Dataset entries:
--- start ---
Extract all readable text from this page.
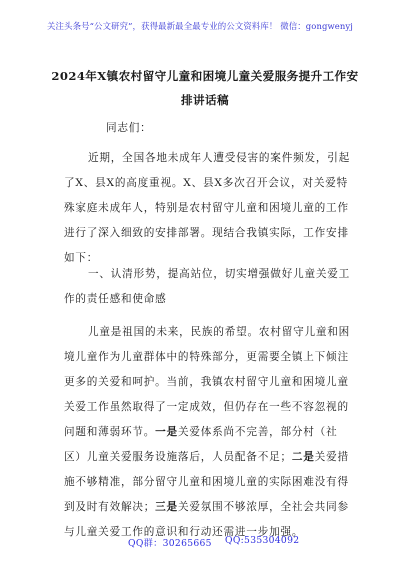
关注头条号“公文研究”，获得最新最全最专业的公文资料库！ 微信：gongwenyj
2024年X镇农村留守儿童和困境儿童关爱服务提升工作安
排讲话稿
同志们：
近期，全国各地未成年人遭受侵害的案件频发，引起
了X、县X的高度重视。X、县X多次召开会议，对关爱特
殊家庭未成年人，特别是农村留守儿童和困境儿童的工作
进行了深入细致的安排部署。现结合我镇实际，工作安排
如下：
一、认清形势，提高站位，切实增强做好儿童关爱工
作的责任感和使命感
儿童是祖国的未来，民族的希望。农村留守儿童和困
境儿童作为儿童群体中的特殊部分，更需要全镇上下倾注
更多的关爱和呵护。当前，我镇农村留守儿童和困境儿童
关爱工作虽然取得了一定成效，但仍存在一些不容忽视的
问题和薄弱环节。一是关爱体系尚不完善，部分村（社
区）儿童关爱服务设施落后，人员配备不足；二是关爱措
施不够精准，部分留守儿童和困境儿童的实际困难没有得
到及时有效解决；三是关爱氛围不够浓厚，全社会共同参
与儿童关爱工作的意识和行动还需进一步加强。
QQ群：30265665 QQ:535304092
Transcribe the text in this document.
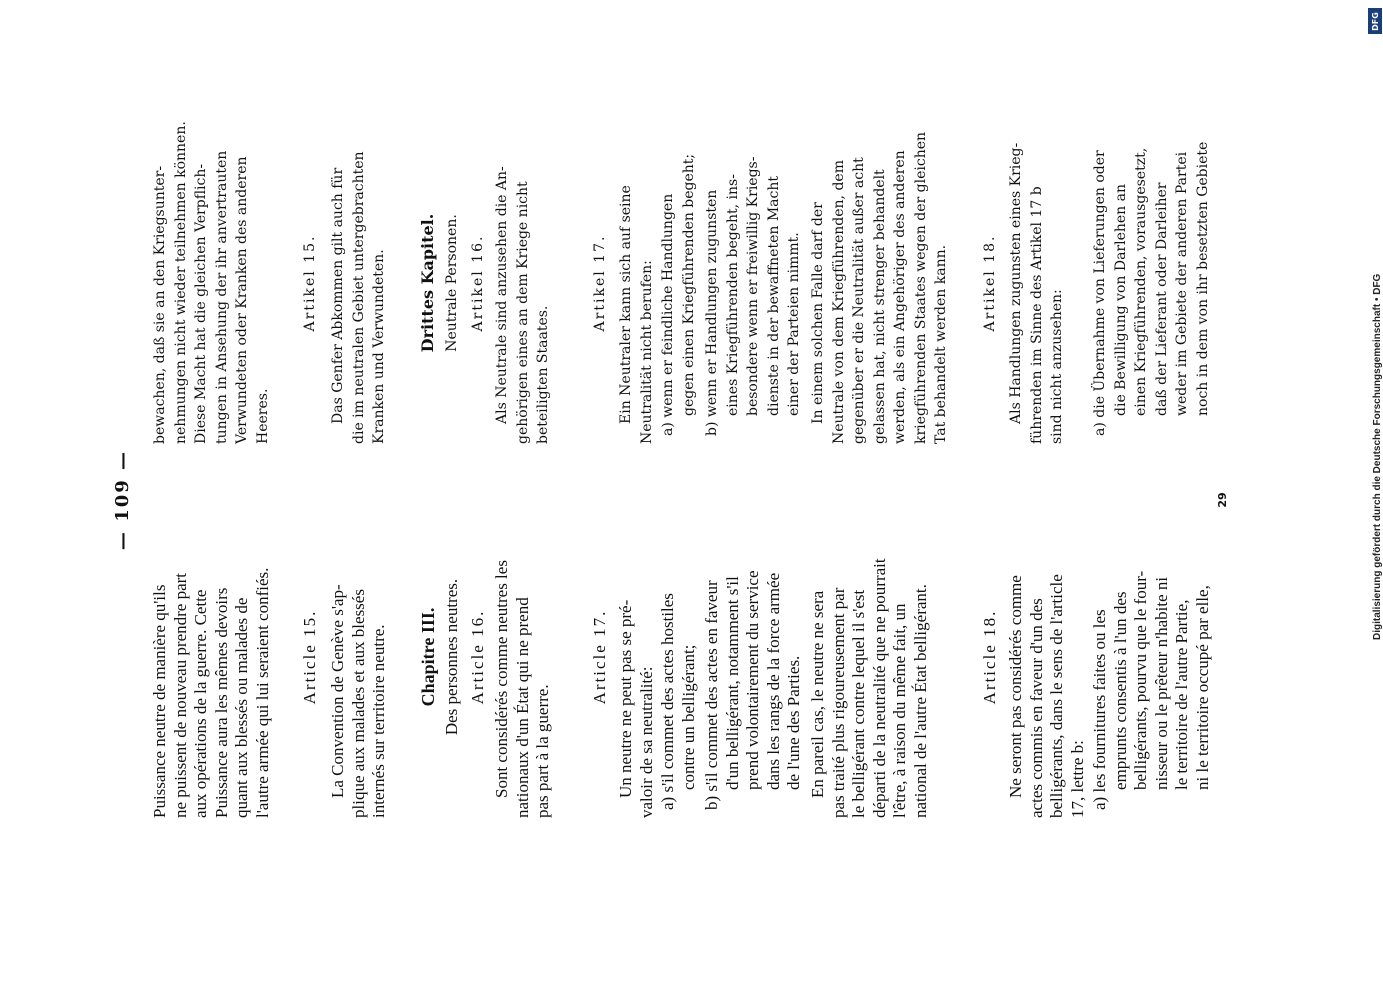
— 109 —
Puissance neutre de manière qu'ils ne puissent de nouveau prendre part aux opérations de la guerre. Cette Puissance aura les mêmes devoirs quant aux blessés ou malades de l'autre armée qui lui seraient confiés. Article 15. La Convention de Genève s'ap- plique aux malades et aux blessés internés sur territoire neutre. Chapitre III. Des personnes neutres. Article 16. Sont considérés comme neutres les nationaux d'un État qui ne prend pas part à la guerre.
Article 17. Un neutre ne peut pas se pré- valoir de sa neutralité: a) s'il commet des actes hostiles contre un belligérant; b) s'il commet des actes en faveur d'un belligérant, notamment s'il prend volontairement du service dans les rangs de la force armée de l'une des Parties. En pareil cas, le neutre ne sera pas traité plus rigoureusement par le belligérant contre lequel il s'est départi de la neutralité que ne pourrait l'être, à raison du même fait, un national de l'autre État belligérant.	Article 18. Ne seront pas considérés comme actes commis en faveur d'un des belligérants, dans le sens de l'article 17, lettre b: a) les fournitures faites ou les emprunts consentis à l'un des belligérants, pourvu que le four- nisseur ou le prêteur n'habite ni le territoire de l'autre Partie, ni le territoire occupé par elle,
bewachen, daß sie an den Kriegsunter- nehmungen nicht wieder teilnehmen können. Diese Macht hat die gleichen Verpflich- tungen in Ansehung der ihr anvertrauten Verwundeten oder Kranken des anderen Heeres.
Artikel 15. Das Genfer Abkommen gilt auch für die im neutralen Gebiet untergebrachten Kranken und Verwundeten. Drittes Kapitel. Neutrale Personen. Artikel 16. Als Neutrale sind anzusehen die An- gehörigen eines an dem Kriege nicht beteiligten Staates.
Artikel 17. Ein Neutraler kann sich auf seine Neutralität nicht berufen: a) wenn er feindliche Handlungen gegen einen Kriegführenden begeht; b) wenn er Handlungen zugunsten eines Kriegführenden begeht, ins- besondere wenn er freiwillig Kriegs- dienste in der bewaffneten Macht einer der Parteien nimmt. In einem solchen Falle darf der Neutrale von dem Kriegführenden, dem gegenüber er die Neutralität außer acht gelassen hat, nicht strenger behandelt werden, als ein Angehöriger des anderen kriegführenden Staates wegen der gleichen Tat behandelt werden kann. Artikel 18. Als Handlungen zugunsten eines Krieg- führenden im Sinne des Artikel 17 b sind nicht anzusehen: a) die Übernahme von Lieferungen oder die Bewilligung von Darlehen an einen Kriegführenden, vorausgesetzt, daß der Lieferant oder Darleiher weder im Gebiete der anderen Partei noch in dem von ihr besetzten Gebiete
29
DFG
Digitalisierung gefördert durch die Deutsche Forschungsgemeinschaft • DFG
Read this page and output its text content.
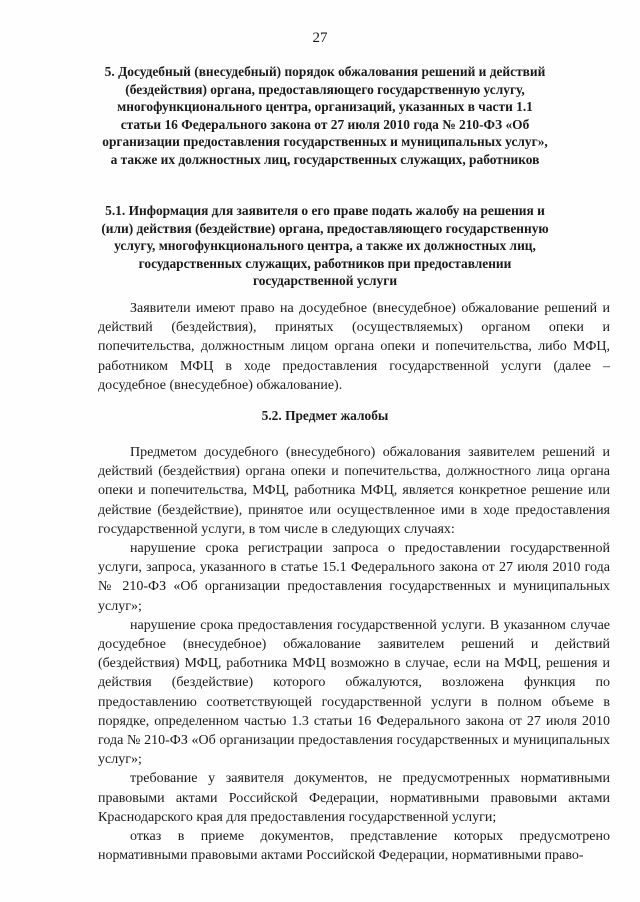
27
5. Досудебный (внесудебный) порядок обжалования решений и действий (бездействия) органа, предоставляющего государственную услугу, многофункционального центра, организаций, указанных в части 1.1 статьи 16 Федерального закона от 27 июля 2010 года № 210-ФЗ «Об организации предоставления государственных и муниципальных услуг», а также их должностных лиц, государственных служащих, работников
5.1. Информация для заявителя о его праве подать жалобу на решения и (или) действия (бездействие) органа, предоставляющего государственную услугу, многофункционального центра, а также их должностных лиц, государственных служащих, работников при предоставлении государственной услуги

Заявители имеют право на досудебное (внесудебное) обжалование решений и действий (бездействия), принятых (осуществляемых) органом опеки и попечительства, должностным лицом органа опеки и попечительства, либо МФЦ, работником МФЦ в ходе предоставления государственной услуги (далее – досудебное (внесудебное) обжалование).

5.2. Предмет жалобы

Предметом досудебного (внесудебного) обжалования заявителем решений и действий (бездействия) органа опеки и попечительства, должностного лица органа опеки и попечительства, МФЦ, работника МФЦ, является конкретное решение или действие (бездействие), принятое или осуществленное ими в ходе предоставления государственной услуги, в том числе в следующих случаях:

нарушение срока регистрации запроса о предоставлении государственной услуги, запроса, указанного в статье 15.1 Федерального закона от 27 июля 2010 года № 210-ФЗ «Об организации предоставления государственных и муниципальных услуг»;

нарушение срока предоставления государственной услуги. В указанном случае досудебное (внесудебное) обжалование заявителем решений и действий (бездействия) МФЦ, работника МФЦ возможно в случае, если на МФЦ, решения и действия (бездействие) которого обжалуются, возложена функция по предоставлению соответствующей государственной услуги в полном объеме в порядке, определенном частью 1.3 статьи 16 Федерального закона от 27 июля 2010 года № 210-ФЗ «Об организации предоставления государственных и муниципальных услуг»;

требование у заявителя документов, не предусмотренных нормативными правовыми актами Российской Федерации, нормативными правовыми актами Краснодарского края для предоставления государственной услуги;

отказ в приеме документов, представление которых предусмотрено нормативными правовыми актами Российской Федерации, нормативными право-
--- end ---
Set exercise ->
Only the number is wanted: count the lines of the records that hold the word "territoire".

Exercise output ->
2